= THE PROBLEM =
Every line of the material is to be quoted verbatim, minus the pictures.

-*-*-

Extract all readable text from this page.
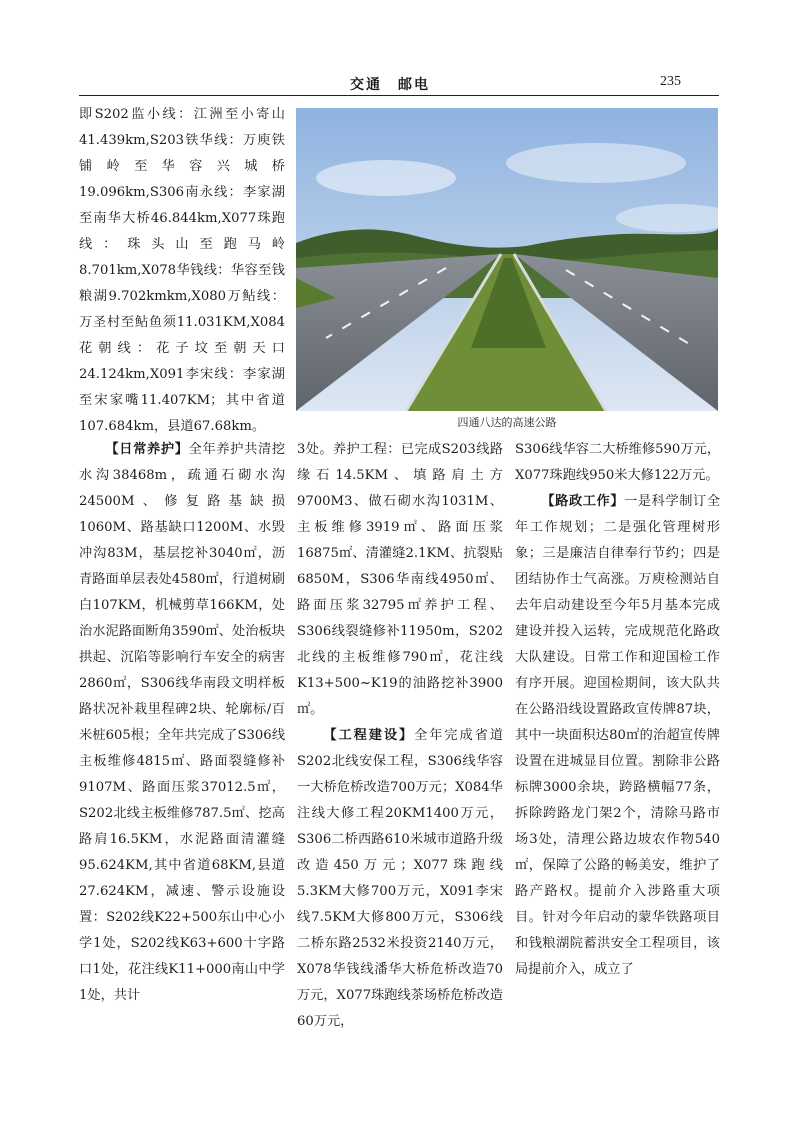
交通　邮电	235

即S202监小线：江洲至小寄山41.439km,S203铁华线：万庾铁铺岭至华容兴城桥19.096km,S306南永线：李家湖至南华大桥46.844km,X077珠跑线：珠头山至跑马岭8.701km,X078华钱线：华容至钱粮湖9.702kmkm,X080万鲇线：万圣村至鲇鱼须11.031KM,X084花朝线：花子坟至朝天口24.124km,X091李宋线：李家湖至宋家嘴11.407KM；其中省道107.684km，县道67.68km。	四通八达的高速公路

【日常养护】全年养护共清挖水沟38468m，疏通石砌水沟24500M、修复路基缺损1060M、路基缺口1200M、水毁冲沟83M，基层挖补3040㎡，沥青路面单层表处4580㎡，行道树刷白107KM，机械剪草166KM，处治水泥路面断角3590㎡、处治板块拱起、沉陷等影响行车安全的病害2860㎡，S306线华南段文明样板路状况补栽里程碑2块、轮廓标/百米桩605根；全年共完成了S306线主板维修4815㎡、路面裂缝修补9107M、路面压浆37012.5㎡，S202北线主板维修787.5㎡、挖高路肩16.5KM，水泥路面清灌缝95.624KM,其中省道68KM,县道27.624KM，减速、警示设施设置：S202线K22+500东山中心小学1处，S202线K63+600十字路口1处，花注线K11+000南山中学1处，共计

3处。养护工程：已完成S203线路缘石14.5KM、填路肩土方9700M3、做石砌水沟1031M、主板维修3919㎡、路面压浆16875㎡、清灌缝2.1KM、抗裂贴6850M，S306华南线4950㎡、路面压浆32795㎡养护工程、S306线裂缝修补11950m，S202北线的主板维修790㎡，花注线K13+500~K19的油路挖补3900㎡。

【工程建设】全年完成省道S202北线安保工程，S306线华容一大桥危桥改造700万元；X084华注线大修工程20KM1400万元，S306二桥西路610米城市道路升级改造450万元；X077珠跑线5.3KM大修700万元，X091李宋线7.5KM大修800万元，S306线二桥东路2532米投资2140万元，X078华钱线潘华大桥危桥改造70万元，X077珠跑线茶场桥危桥改造60万元，

S306线华容二大桥维修590万元，X077珠跑线950米大修122万元。

【路政工作】一是科学制订全年工作规划；二是强化管理树形象；三是廉洁自律奉行节约；四是团结协作士气高涨。万庾检测站自去年启动建设至今年5月基本完成建设并投入运转，完成规范化路政大队建设。日常工作和迎国检工作有序开展。迎国检期间，该大队共在公路沿线设置路政宣传牌87块，其中一块面积达80㎡的治超宣传牌设置在进城显目位置。割除非公路标牌3000余块，跨路横幅77条，拆除跨路龙门架2个，清除马路市场3处，清理公路边坡农作物540㎡，保障了公路的畅美安，维护了路产路权。提前介入涉路重大项目。针对今年启动的蒙华铁路项目和钱粮湖院蓄洪安全工程项目，该局提前介入，成立了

-*-*-

= REPLY =
Extract all readable text from this page.
交通　邮电	235

即S202监小线：江洲至小寄山41.439km,S203铁华线：万庾铁铺岭至华容兴城桥19.096km,S306南永线：李家湖至南华大桥46.844km,X077珠跑线：珠头山至跑马岭8.701km,X078华钱线：华容至钱粮湖9.702kmkm,X080万鲇线：万圣村至鲇鱼须11.031KM,X084花朝线：花子坟至朝天口24.124km,X091李宋线：李家湖至宋家嘴11.407KM；其中省道107.684km，县道67.68km。	四通八达的高速公路

【日常养护】全年养护共清挖水沟38468m，疏通石砌水沟24500M、修复路基缺损1060M、路基缺口1200M、水毁冲沟83M，基层挖补3040㎡，沥青路面单层表处4580㎡，行道树刷白107KM，机械剪草166KM，处治水泥路面断角3590㎡、处治板块拱起、沉陷等影响行车安全的病害2860㎡，S306线华南段文明样板路状况补栽里程碑2块、轮廓标/百米桩605根；全年共完成了S306线主板维修4815㎡、路面裂缝修补9107M、路面压浆37012.5㎡，S202北线主板维修787.5㎡、挖高路肩16.5KM，水泥路面清灌缝95.624KM,其中省道68KM,县道27.624KM，减速、警示设施设置：S202线K22+500东山中心小学1处，S202线K63+600十字路口1处，花注线K11+000南山中学1处，共计

3处。养护工程：已完成S203线路缘石14.5KM、填路肩土方9700M3、做石砌水沟1031M、主板维修3919㎡、路面压浆16875㎡、清灌缝2.1KM、抗裂贴6850M，S306华南线4950㎡、路面压浆32795㎡养护工程、S306线裂缝修补11950m，S202北线的主板维修790㎡，花注线K13+500~K19的油路挖补3900㎡。

【工程建设】全年完成省道S202北线安保工程，S306线华容一大桥危桥改造700万元；X084华注线大修工程20KM1400万元，S306二桥西路610米城市道路升级改造450万元；X077珠跑线5.3KM大修700万元，X091李宋线7.5KM大修800万元，S306线二桥东路2532米投资2140万元，X078华钱线潘华大桥危桥改造70万元，X077珠跑线茶场桥危桥改造60万元，

S306线华容二大桥维修590万元，X077珠跑线950米大修122万元。

【路政工作】一是科学制订全年工作规划；二是强化管理树形象；三是廉洁自律奉行节约；四是团结协作士气高涨。万庾检测站自去年启动建设至今年5月基本完成建设并投入运转，完成规范化路政大队建设。日常工作和迎国检工作有序开展。迎国检期间，该大队共在公路沿线设置路政宣传牌87块，其中一块面积达80㎡的治超宣传牌设置在进城显目位置。割除非公路标牌3000余块，跨路横幅77条，拆除跨路龙门架2个，清除马路市场3处，清理公路边坡农作物540㎡，保障了公路的畅美安，维护了路产路权。提前介入涉路重大项目。针对今年启动的蒙华铁路项目和钱粮湖院蓄洪安全工程项目，该局提前介入，成立了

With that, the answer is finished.